'''
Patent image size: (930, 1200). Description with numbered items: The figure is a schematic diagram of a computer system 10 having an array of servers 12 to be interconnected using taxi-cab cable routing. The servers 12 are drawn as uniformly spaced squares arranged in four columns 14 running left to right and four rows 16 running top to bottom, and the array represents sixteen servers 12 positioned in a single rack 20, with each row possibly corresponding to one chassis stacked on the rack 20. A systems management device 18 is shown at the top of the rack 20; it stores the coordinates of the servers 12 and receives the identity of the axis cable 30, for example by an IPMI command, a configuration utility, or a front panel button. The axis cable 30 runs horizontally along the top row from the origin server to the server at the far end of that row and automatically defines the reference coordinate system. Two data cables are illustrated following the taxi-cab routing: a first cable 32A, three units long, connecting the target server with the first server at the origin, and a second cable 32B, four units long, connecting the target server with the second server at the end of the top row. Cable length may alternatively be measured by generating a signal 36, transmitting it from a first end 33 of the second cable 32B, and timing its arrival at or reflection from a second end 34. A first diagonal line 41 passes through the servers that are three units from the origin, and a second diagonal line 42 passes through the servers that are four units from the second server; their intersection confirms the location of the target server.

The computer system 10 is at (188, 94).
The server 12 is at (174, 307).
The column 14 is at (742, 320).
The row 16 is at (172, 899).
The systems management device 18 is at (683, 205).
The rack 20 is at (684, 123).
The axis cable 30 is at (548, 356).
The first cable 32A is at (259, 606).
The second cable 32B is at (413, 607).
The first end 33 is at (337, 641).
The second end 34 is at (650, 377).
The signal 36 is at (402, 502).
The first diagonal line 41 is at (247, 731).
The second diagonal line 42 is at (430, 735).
'''
### BRIEF
Give the items again from the start through the line that contains "The computer system 10 is at (188, 94).", changing "schematic diagram" to "schematic drawing" and leaving everything else the same.

### SOLUTION TO THIS PROBLEM
Patent image size: (930, 1200). Description with numbered items: The figure is a schematic drawing of a computer system 10 having an array of servers 12 to be interconnected using taxi-cab cable routing. The servers 12 are drawn as uniformly spaced squares arranged in four columns 14 running left to right and four rows 16 running top to bottom, and the array represents sixteen servers 12 positioned in a single rack 20, with each row possibly corresponding to one chassis stacked on the rack 20. A systems management device 18 is shown at the top of the rack 20; it stores the coordinates of the servers 12 and receives the identity of the axis cable 30, for example by an IPMI command, a configuration utility, or a front panel button. The axis cable 30 runs horizontally along the top row from the origin server to the server at the far end of that row and automatically defines the reference coordinate system. Two data cables are illustrated following the taxi-cab routing: a first cable 32A, three units long, connecting the target server with the first server at the origin, and a second cable 32B, four units long, connecting the target server with the second server at the end of the top row. Cable length may alternatively be measured by generating a signal 36, transmitting it from a first end 33 of the second cable 32B, and timing its arrival at or reflection from a second end 34. A first diagonal line 41 passes through the servers that are three units from the origin, and a second diagonal line 42 passes through the servers that are four units from the second server; their intersection confirms the location of the target server.

The computer system 10 is at (188, 94).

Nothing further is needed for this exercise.